— start Supplied material —
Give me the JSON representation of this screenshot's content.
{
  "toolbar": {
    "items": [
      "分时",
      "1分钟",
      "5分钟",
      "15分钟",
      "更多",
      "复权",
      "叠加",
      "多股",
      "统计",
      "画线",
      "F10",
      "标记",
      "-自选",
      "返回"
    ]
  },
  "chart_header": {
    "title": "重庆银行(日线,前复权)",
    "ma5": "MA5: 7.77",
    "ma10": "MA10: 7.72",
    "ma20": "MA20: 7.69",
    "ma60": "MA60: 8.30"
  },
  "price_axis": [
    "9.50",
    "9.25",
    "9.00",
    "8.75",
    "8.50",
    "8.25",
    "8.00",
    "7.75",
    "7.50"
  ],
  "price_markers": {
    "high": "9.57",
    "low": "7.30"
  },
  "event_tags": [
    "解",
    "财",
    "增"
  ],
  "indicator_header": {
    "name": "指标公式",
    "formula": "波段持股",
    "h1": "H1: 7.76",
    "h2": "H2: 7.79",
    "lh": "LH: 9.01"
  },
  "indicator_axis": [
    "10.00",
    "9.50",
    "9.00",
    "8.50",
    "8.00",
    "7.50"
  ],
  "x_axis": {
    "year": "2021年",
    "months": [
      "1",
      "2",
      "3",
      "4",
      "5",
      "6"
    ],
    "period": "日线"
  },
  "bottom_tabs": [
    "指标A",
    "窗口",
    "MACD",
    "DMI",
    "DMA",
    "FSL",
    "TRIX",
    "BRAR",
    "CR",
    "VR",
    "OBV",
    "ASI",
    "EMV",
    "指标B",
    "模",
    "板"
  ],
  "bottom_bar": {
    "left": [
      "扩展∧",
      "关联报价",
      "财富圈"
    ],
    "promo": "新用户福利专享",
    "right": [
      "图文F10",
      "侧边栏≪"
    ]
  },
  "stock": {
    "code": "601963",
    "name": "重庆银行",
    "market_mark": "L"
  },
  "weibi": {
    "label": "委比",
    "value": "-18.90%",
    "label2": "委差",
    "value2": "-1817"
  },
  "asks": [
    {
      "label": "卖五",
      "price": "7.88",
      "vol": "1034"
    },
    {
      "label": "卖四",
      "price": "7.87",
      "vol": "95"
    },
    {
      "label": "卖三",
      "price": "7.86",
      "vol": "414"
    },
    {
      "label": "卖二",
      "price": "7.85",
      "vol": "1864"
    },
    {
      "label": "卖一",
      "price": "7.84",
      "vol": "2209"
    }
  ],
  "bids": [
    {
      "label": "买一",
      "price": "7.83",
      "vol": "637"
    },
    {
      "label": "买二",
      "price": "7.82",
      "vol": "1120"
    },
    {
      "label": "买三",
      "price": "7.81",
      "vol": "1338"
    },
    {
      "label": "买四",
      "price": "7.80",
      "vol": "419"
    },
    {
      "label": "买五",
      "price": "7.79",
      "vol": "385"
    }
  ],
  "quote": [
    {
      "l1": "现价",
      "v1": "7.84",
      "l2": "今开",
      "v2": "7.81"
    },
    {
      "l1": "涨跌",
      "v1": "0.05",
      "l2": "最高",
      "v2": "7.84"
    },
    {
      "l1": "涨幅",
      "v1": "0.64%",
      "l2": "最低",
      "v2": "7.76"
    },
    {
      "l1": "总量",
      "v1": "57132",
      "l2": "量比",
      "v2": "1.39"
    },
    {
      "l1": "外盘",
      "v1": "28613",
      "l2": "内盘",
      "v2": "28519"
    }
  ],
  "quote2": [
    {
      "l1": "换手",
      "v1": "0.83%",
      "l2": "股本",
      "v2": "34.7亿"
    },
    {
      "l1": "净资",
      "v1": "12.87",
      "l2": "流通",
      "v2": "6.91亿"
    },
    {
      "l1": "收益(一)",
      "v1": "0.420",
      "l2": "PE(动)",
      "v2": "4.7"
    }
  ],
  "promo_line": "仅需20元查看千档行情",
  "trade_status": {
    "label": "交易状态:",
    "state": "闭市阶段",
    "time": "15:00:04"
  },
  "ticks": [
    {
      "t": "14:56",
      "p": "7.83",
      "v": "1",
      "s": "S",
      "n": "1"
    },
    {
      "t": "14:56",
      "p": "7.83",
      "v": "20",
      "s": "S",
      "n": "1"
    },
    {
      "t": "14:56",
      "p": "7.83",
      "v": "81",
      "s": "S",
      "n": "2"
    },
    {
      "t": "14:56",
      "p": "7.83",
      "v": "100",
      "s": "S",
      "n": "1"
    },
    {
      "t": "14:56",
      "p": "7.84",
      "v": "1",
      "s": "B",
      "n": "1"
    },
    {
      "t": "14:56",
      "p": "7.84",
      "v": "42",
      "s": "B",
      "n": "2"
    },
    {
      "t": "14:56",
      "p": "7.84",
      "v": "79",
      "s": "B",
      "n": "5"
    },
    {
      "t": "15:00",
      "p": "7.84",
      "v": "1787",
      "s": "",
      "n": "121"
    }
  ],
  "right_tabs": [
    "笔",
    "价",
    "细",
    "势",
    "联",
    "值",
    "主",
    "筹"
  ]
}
— end Supplied material —
Exercise description » Output the complete data exactly as written.

Completed exercise »
Give me the JSON representation of this screenshot's content.
{
  "toolbar": {
    "items": [
      "分时",
      "1分钟",
      "5分钟",
      "15分钟",
      "更多",
      "复权",
      "叠加",
      "多股",
      "统计",
      "画线",
      "F10",
      "标记",
      "-自选",
      "返回"
    ]
  },
  "chart_header": {
    "title": "重庆银行(日线,前复权)",
    "ma5": "MA5: 7.77",
    "ma10": "MA10: 7.72",
    "ma20": "MA20: 7.69",
    "ma60": "MA60: 8.30"
  },
  "price_axis": [
    "9.50",
    "9.25",
    "9.00",
    "8.75",
    "8.50",
    "8.25",
    "8.00",
    "7.75",
    "7.50"
  ],
  "price_markers": {
    "high": "9.57",
    "low": "7.30"
  },
  "event_tags": [
    "解",
    "财",
    "增"
  ],
  "indicator_header": {
    "name": "指标公式",
    "formula": "波段持股",
    "h1": "H1: 7.76",
    "h2": "H2: 7.79",
    "lh": "LH: 9.01"
  },
  "indicator_axis": [
    "10.00",
    "9.50",
    "9.00",
    "8.50",
    "8.00",
    "7.50"
  ],
  "x_axis": {
    "year": "2021年",
    "months": [
      "1",
      "2",
      "3",
      "4",
      "5",
      "6"
    ],
    "period": "日线"
  },
  "bottom_tabs": [
    "指标A",
    "窗口",
    "MACD",
    "DMI",
    "DMA",
    "FSL",
    "TRIX",
    "BRAR",
    "CR",
    "VR",
    "OBV",
    "ASI",
    "EMV",
    "指标B",
    "模",
    "板"
  ],
  "bottom_bar": {
    "left": [
      "扩展∧",
      "关联报价",
      "财富圈"
    ],
    "promo": "新用户福利专享",
    "right": [
      "图文F10",
      "侧边栏≪"
    ]
  },
  "stock": {
    "code": "601963",
    "name": "重庆银行",
    "market_mark": "L"
  },
  "weibi": {
    "label": "委比",
    "value": "-18.90%",
    "label2": "委差",
    "value2": "-1817"
  },
  "asks": [
    {
      "label": "卖五",
      "price": "7.88",
      "vol": "1034"
    },
    {
      "label": "卖四",
      "price": "7.87",
      "vol": "95"
    },
    {
      "label": "卖三",
      "price": "7.86",
      "vol": "414"
    },
    {
      "label": "卖二",
      "price": "7.85",
      "vol": "1864"
    },
    {
      "label": "卖一",
      "price": "7.84",
      "vol": "2209"
    }
  ],
  "bids": [
    {
      "label": "买一",
      "price": "7.83",
      "vol": "637"
    },
    {
      "label": "买二",
      "price": "7.82",
      "vol": "1120"
    },
    {
      "label": "买三",
      "price": "7.81",
      "vol": "1338"
    },
    {
      "label": "买四",
      "price": "7.80",
      "vol": "419"
    },
    {
      "label": "买五",
      "price": "7.79",
      "vol": "385"
    }
  ],
  "quote": [
    {
      "l1": "现价",
      "v1": "7.84",
      "l2": "今开",
      "v2": "7.81"
    },
    {
      "l1": "涨跌",
      "v1": "0.05",
      "l2": "最高",
      "v2": "7.84"
    },
    {
      "l1": "涨幅",
      "v1": "0.64%",
      "l2": "最低",
      "v2": "7.76"
    },
    {
      "l1": "总量",
      "v1": "57132",
      "l2": "量比",
      "v2": "1.39"
    },
    {
      "l1": "外盘",
      "v1": "28613",
      "l2": "内盘",
      "v2": "28519"
    }
  ],
  "quote2": [
    {
      "l1": "换手",
      "v1": "0.83%",
      "l2": "股本",
      "v2": "34.7亿"
    },
    {
      "l1": "净资",
      "v1": "12.87",
      "l2": "流通",
      "v2": "6.91亿"
    },
    {
      "l1": "收益(一)",
      "v1": "0.420",
      "l2": "PE(动)",
      "v2": "4.7"
    }
  ],
  "promo_line": "仅需20元查看千档行情",
  "trade_status": {
    "label": "交易状态:",
    "state": "闭市阶段",
    "time": "15:00:04"
  },
  "ticks": [
    {
      "t": "14:56",
      "p": "7.83",
      "v": "1",
      "s": "S",
      "n": "1"
    },
    {
      "t": "14:56",
      "p": "7.83",
      "v": "20",
      "s": "S",
      "n": "1"
    },
    {
      "t": "14:56",
      "p": "7.83",
      "v": "81",
      "s": "S",
      "n": "2"
    },
    {
      "t": "14:56",
      "p": "7.83",
      "v": "100",
      "s": "S",
      "n": "1"
    },
    {
      "t": "14:56",
      "p": "7.84",
      "v": "1",
      "s": "B",
      "n": "1"
    },
    {
      "t": "14:56",
      "p": "7.84",
      "v": "42",
      "s": "B",
      "n": "2"
    },
    {
      "t": "14:56",
      "p": "7.84",
      "v": "79",
      "s": "B",
      "n": "5"
    },
    {
      "t": "15:00",
      "p": "7.84",
      "v": "1787",
      "s": "",
      "n": "121"
    }
  ],
  "right_tabs": [
    "笔",
    "价",
    "细",
    "势",
    "联",
    "值",
    "主",
    "筹"
  ]
}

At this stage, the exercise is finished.